→ Exercise objective: Find the string "properties" and gather every line that holds it.

→ Exercise materials:
--- BEGIN ---

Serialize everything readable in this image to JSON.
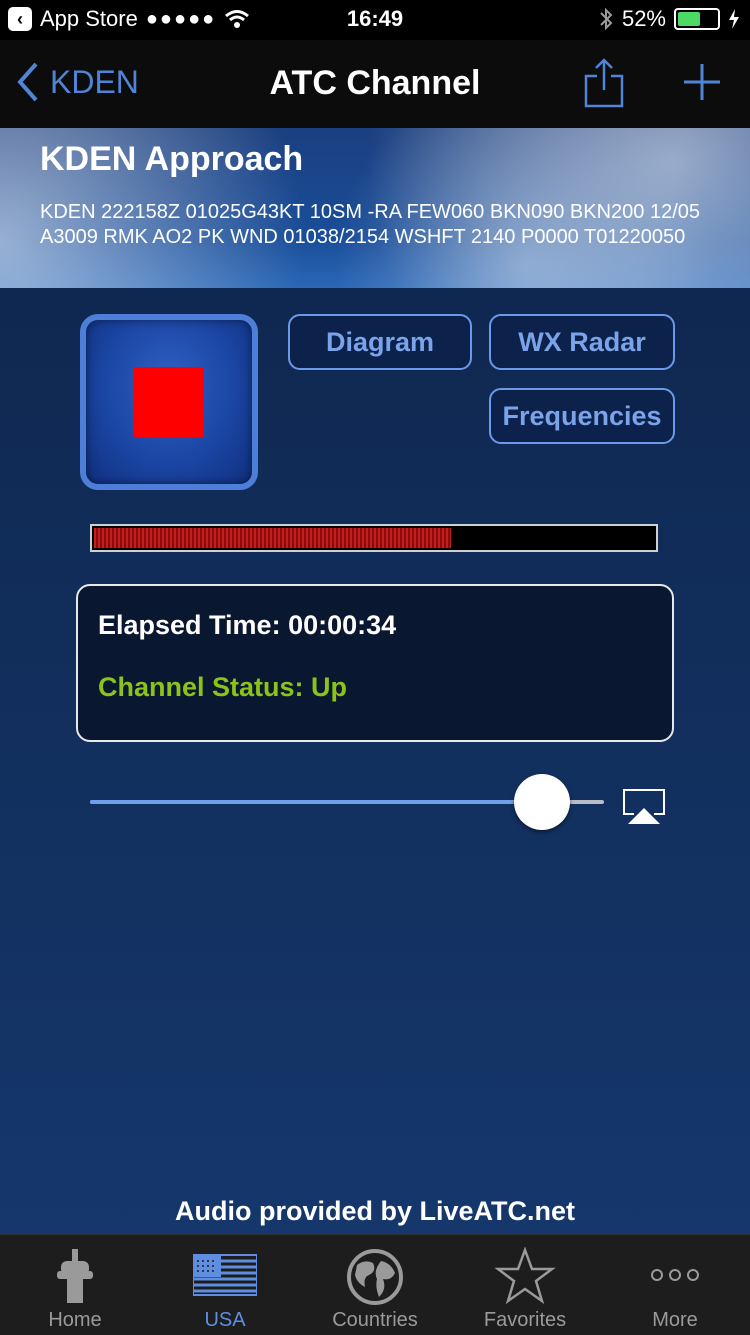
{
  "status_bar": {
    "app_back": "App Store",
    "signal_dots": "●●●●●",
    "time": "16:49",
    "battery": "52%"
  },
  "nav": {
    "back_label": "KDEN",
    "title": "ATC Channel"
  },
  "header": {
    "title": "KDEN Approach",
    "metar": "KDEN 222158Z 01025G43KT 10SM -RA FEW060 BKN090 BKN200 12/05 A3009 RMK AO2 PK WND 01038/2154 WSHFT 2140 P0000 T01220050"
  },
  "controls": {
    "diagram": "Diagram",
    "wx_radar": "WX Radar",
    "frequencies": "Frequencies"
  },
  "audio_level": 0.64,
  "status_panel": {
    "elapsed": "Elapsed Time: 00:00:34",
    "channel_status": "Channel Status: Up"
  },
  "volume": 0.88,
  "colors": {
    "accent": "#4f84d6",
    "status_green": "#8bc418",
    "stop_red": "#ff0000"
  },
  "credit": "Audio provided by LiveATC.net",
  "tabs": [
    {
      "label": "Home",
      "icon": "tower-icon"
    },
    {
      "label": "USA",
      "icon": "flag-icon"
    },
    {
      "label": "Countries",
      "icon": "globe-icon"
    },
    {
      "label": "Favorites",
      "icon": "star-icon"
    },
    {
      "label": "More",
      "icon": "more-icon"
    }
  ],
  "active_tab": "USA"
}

--- END ---
--- BEGIN ---

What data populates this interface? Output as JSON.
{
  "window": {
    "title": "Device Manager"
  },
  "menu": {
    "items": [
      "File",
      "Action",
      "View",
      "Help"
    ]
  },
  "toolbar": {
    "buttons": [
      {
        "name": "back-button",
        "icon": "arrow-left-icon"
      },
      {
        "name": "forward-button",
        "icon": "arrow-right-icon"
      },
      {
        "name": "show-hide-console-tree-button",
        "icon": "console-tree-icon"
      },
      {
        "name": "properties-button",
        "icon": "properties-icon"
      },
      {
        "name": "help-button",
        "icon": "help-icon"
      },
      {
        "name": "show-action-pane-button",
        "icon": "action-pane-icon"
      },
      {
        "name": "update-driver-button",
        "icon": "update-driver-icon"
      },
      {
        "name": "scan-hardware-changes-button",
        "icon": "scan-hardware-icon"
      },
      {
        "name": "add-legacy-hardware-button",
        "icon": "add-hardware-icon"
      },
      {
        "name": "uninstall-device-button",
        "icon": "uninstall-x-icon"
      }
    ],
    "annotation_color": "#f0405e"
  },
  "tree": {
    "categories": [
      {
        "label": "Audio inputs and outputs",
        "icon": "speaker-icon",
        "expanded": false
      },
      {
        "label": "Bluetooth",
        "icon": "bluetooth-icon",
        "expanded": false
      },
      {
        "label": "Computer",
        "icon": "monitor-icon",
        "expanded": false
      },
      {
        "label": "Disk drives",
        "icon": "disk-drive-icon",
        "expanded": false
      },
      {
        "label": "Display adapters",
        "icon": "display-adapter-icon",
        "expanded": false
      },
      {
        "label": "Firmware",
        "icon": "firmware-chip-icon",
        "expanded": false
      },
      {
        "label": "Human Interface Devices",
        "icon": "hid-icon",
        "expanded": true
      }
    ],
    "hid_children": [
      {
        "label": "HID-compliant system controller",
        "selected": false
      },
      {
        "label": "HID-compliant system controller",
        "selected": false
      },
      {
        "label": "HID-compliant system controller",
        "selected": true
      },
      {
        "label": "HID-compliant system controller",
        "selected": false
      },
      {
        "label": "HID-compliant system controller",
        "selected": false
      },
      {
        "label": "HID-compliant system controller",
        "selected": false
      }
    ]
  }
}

--- END ---

→ Expected output:
        "name": "properties-button",
        "icon": "properties-icon"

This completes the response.